Stored data:
::::::
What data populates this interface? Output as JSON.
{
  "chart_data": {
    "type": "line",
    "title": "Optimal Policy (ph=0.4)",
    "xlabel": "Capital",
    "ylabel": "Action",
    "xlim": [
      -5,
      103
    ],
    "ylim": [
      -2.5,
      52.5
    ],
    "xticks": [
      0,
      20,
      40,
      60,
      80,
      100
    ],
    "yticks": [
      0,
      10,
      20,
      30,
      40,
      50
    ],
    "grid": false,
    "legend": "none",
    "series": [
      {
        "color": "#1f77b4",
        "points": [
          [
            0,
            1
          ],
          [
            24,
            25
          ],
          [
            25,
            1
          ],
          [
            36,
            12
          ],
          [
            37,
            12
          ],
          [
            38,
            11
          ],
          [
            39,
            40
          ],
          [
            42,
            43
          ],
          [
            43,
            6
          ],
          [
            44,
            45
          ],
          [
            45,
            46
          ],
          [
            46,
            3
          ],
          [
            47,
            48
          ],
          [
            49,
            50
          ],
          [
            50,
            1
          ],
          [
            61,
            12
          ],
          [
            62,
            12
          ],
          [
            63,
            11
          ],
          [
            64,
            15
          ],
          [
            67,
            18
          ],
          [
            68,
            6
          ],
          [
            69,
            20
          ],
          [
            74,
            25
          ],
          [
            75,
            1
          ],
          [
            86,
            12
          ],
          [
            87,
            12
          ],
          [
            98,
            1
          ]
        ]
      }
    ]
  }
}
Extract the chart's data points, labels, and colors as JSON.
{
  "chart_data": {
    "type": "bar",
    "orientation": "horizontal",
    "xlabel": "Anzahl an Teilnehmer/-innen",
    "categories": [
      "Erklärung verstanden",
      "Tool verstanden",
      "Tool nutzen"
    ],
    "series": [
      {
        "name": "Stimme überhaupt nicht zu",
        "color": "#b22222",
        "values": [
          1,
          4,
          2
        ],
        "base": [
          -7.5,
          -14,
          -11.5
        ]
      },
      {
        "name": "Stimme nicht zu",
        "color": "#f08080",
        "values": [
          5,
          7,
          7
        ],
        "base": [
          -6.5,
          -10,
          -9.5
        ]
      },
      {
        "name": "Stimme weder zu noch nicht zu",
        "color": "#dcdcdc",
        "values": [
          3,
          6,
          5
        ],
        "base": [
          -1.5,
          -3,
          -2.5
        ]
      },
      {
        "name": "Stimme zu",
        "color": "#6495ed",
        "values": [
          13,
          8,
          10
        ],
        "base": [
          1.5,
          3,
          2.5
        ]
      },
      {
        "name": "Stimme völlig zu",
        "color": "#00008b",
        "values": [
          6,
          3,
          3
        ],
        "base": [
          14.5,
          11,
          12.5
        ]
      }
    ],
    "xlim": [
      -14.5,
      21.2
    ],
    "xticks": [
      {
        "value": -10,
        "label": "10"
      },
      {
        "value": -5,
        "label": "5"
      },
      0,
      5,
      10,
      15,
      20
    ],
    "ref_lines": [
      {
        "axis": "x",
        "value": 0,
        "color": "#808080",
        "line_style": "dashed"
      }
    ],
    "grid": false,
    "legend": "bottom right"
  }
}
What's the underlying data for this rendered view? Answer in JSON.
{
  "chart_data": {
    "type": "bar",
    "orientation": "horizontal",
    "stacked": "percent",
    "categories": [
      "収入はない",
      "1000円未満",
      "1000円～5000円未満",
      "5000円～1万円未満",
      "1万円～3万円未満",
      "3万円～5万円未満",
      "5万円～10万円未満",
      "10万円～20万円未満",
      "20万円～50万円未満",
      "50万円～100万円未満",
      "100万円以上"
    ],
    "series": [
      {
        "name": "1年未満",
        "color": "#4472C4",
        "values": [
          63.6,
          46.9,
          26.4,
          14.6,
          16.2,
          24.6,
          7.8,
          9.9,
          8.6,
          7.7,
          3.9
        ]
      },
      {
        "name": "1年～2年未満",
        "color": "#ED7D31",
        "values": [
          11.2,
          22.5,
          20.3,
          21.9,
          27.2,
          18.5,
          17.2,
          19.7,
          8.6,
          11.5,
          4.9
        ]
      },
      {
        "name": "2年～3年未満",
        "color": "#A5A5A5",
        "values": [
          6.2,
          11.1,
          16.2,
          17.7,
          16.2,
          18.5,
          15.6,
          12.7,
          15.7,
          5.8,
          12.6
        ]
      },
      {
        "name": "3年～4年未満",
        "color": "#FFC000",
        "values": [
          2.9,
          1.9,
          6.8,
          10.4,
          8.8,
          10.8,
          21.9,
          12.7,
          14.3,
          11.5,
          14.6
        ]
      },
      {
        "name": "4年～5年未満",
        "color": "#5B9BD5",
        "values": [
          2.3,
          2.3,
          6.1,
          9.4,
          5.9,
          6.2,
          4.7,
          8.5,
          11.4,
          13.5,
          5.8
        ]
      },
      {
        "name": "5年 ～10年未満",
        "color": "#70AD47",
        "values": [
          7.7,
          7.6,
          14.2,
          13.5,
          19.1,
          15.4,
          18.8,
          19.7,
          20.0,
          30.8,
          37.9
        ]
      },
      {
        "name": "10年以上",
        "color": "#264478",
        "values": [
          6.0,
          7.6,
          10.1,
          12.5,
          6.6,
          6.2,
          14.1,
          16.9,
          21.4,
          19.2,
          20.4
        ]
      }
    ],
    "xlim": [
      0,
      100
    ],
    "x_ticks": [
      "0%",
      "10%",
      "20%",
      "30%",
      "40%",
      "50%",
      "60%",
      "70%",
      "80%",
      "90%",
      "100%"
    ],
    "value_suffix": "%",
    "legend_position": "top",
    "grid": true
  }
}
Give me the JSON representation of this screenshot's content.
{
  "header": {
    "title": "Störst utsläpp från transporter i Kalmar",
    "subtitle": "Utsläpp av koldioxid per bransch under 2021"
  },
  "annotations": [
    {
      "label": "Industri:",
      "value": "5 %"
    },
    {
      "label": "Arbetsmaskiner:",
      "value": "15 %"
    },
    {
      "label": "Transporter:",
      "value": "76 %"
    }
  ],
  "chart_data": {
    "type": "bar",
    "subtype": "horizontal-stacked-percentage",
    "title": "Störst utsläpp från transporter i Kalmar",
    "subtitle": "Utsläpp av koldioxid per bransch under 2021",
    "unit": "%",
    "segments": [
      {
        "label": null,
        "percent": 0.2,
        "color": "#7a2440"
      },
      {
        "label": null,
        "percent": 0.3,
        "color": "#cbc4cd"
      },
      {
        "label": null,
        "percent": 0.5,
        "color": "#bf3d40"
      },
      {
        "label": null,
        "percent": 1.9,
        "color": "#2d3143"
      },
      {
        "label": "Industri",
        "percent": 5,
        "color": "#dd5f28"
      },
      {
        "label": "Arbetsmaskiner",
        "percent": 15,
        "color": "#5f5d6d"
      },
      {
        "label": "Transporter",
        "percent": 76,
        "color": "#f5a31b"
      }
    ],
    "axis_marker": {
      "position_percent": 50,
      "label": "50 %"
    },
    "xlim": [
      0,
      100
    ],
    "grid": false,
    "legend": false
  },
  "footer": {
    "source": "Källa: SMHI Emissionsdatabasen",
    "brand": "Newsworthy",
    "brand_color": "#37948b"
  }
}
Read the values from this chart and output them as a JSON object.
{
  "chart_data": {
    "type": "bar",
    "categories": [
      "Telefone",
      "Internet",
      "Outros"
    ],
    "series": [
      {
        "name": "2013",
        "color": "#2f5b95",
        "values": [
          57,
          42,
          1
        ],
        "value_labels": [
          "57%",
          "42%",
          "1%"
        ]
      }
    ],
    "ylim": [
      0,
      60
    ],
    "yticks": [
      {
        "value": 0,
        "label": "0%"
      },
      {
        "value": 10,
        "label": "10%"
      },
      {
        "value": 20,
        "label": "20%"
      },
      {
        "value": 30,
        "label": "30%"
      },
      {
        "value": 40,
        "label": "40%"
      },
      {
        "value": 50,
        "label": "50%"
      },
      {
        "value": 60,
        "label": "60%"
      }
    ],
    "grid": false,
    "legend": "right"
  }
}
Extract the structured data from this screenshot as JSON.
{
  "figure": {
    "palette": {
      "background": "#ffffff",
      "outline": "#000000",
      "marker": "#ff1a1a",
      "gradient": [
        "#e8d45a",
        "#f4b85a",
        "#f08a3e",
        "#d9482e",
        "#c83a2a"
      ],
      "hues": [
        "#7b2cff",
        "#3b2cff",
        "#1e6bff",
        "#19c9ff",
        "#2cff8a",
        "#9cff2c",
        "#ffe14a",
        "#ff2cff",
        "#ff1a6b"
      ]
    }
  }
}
::::::
Pick out all lines from the data above in which the word "points" appears.

THE COMPLETED TASK:
        "points": [
Extract the chart's data points, labels, and colors as JSON.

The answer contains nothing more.